The input:
______

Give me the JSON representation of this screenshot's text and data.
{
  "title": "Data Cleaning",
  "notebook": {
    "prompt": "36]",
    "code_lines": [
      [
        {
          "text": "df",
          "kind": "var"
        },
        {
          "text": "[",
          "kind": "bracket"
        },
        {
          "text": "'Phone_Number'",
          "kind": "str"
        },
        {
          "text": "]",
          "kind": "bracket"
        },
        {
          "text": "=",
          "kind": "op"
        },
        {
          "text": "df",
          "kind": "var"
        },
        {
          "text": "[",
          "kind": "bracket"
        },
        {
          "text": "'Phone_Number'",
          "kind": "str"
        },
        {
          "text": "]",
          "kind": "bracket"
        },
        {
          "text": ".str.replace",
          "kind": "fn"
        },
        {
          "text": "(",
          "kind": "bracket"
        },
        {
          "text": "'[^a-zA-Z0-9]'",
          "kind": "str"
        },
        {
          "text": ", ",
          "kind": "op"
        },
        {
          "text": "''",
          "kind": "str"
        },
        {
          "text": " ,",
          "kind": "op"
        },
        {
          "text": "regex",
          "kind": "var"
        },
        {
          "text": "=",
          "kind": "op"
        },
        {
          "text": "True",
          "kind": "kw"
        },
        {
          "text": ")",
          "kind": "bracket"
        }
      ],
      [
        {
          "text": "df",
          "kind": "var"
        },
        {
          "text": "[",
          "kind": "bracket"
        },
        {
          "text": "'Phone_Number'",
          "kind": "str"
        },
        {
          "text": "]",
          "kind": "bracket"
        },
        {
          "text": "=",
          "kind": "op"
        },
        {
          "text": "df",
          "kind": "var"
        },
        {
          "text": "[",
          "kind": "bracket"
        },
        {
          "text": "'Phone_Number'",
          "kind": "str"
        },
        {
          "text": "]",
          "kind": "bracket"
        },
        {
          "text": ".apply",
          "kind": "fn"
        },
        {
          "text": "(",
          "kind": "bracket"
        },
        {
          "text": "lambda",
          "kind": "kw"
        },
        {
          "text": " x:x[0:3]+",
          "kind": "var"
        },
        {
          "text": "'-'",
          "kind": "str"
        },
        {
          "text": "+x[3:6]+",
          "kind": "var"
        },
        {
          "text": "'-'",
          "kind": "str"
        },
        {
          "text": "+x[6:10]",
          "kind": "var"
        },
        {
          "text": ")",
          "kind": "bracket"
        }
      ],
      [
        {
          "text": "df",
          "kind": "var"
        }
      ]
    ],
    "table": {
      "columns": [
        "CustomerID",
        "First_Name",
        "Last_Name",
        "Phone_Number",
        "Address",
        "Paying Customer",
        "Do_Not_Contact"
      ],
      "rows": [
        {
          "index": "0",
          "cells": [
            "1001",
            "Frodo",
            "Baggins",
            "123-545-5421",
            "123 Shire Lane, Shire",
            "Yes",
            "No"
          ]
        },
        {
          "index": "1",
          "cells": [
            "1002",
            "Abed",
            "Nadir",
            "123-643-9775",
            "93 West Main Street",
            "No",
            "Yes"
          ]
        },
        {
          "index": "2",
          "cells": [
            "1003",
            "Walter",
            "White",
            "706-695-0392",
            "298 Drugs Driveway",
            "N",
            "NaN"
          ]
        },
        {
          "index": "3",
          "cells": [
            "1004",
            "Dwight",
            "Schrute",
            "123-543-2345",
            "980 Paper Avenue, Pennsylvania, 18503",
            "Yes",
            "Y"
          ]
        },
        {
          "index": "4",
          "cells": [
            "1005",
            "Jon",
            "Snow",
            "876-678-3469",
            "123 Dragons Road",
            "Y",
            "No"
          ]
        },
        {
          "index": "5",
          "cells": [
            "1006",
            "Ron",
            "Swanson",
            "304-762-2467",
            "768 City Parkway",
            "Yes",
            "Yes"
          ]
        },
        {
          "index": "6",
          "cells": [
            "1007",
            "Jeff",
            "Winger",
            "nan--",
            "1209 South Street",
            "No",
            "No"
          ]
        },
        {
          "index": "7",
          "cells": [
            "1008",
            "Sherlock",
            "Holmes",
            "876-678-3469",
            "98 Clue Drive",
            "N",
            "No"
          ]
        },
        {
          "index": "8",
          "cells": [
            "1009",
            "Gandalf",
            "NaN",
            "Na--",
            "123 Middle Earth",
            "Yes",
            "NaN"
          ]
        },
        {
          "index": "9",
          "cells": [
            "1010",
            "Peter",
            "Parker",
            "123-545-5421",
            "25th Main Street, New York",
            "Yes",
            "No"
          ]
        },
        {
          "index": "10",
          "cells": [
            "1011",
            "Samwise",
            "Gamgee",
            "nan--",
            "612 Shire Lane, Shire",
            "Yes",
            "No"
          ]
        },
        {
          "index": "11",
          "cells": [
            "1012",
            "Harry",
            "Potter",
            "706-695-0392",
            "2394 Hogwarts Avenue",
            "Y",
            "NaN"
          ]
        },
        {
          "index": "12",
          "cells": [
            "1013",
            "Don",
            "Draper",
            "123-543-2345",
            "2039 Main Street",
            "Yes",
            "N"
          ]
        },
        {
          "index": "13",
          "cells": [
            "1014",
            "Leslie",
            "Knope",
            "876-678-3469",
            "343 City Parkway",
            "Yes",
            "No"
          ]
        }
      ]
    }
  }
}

______

Problem details:
Find and copy every line in the entries above where the string "Avenue" occurs.

Answer:
            "980 Paper Avenue, Pennsylvania, 18503",
            "2394 Hogwarts Avenue",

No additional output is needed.